Request
Extract the listing below in full, unchanged.
───── Exercise data
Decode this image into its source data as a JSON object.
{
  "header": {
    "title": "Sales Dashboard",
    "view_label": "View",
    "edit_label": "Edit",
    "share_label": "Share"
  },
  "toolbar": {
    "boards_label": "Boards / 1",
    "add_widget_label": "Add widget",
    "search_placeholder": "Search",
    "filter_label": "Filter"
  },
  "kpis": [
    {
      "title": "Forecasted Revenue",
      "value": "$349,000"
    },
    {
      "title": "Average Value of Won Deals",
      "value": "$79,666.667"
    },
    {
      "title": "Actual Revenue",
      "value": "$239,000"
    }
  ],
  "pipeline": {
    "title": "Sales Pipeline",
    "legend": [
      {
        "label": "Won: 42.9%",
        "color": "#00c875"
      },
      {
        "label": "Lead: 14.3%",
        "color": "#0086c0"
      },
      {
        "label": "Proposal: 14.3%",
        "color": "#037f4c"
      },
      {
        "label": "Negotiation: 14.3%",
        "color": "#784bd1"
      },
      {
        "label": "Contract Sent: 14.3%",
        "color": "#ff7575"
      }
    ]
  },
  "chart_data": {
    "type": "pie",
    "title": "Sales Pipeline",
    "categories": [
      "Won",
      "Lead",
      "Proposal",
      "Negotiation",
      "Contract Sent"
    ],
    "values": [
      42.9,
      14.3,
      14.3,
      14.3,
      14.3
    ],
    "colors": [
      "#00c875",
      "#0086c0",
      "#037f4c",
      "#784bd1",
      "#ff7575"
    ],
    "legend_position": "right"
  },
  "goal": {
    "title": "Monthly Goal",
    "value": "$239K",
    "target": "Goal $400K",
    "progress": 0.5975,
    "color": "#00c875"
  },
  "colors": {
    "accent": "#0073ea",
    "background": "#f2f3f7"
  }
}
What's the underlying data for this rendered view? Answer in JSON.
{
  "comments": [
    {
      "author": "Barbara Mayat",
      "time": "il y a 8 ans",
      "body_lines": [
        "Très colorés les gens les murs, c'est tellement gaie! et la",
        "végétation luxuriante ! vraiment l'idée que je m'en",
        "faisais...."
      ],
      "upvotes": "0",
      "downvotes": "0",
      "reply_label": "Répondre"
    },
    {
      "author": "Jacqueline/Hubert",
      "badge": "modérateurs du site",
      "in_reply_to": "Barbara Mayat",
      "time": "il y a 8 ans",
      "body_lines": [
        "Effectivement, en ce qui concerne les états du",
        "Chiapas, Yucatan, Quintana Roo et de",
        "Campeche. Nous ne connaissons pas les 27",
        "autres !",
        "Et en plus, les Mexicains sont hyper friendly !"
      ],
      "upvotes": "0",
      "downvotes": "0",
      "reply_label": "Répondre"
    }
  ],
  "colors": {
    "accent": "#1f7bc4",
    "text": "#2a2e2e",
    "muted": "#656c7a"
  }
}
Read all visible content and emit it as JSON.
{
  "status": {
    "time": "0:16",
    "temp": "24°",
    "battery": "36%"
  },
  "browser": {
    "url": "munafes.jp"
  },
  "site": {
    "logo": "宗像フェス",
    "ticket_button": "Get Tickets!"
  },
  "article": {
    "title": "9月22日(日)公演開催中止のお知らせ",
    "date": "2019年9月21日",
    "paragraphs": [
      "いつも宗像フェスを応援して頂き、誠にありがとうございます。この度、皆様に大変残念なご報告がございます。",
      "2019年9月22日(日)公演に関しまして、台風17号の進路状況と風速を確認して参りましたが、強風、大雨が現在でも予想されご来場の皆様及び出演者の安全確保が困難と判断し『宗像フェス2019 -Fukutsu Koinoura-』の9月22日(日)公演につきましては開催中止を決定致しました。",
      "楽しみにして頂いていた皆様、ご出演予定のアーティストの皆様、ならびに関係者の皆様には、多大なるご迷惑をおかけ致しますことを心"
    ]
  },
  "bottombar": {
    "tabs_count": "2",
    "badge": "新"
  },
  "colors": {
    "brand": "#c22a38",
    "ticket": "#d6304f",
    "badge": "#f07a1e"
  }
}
──────────
Reply to the task
Decode this image into its source data as a JSON object.
{
  "header": {
    "title": "Sales Dashboard",
    "view_label": "View",
    "edit_label": "Edit",
    "share_label": "Share"
  },
  "toolbar": {
    "boards_label": "Boards / 1",
    "add_widget_label": "Add widget",
    "search_placeholder": "Search",
    "filter_label": "Filter"
  },
  "kpis": [
    {
      "title": "Forecasted Revenue",
      "value": "$349,000"
    },
    {
      "title": "Average Value of Won Deals",
      "value": "$79,666.667"
    },
    {
      "title": "Actual Revenue",
      "value": "$239,000"
    }
  ],
  "pipeline": {
    "title": "Sales Pipeline",
    "legend": [
      {
        "label": "Won: 42.9%",
        "color": "#00c875"
      },
      {
        "label": "Lead: 14.3%",
        "color": "#0086c0"
      },
      {
        "label": "Proposal: 14.3%",
        "color": "#037f4c"
      },
      {
        "label": "Negotiation: 14.3%",
        "color": "#784bd1"
      },
      {
        "label": "Contract Sent: 14.3%",
        "color": "#ff7575"
      }
    ]
  },
  "chart_data": {
    "type": "pie",
    "title": "Sales Pipeline",
    "categories": [
      "Won",
      "Lead",
      "Proposal",
      "Negotiation",
      "Contract Sent"
    ],
    "values": [
      42.9,
      14.3,
      14.3,
      14.3,
      14.3
    ],
    "colors": [
      "#00c875",
      "#0086c0",
      "#037f4c",
      "#784bd1",
      "#ff7575"
    ],
    "legend_position": "right"
  },
  "goal": {
    "title": "Monthly Goal",
    "value": "$239K",
    "target": "Goal $400K",
    "progress": 0.5975,
    "color": "#00c875"
  },
  "colors": {
    "accent": "#0073ea",
    "background": "#f2f3f7"
  }
}
What's the underlying data for this rendered view? Answer in JSON.
{
  "comments": [
    {
      "author": "Barbara Mayat",
      "time": "il y a 8 ans",
      "body_lines": [
        "Très colorés les gens les murs, c'est tellement gaie! et la",
        "végétation luxuriante ! vraiment l'idée que je m'en",
        "faisais...."
      ],
      "upvotes": "0",
      "downvotes": "0",
      "reply_label": "Répondre"
    },
    {
      "author": "Jacqueline/Hubert",
      "badge": "modérateurs du site",
      "in_reply_to": "Barbara Mayat",
      "time": "il y a 8 ans",
      "body_lines": [
        "Effectivement, en ce qui concerne les états du",
        "Chiapas, Yucatan, Quintana Roo et de",
        "Campeche. Nous ne connaissons pas les 27",
        "autres !",
        "Et en plus, les Mexicains sont hyper friendly !"
      ],
      "upvotes": "0",
      "downvotes": "0",
      "reply_label": "Répondre"
    }
  ],
  "colors": {
    "accent": "#1f7bc4",
    "text": "#2a2e2e",
    "muted": "#656c7a"
  }
}
Read all visible content and emit it as JSON.
{
  "status": {
    "time": "0:16",
    "temp": "24°",
    "battery": "36%"
  },
  "browser": {
    "url": "munafes.jp"
  },
  "site": {
    "logo": "宗像フェス",
    "ticket_button": "Get Tickets!"
  },
  "article": {
    "title": "9月22日(日)公演開催中止のお知らせ",
    "date": "2019年9月21日",
    "paragraphs": [
      "いつも宗像フェスを応援して頂き、誠にありがとうございます。この度、皆様に大変残念なご報告がございます。",
      "2019年9月22日(日)公演に関しまして、台風17号の進路状況と風速を確認して参りましたが、強風、大雨が現在でも予想されご来場の皆様及び出演者の安全確保が困難と判断し『宗像フェス2019 -Fukutsu Koinoura-』の9月22日(日)公演につきましては開催中止を決定致しました。",
      "楽しみにして頂いていた皆様、ご出演予定のアーティストの皆様、ならびに関係者の皆様には、多大なるご迷惑をおかけ致しますことを心"
    ]
  },
  "bottombar": {
    "tabs_count": "2",
    "badge": "新"
  },
  "colors": {
    "brand": "#c22a38",
    "ticket": "#d6304f",
    "badge": "#f07a1e"
  }
}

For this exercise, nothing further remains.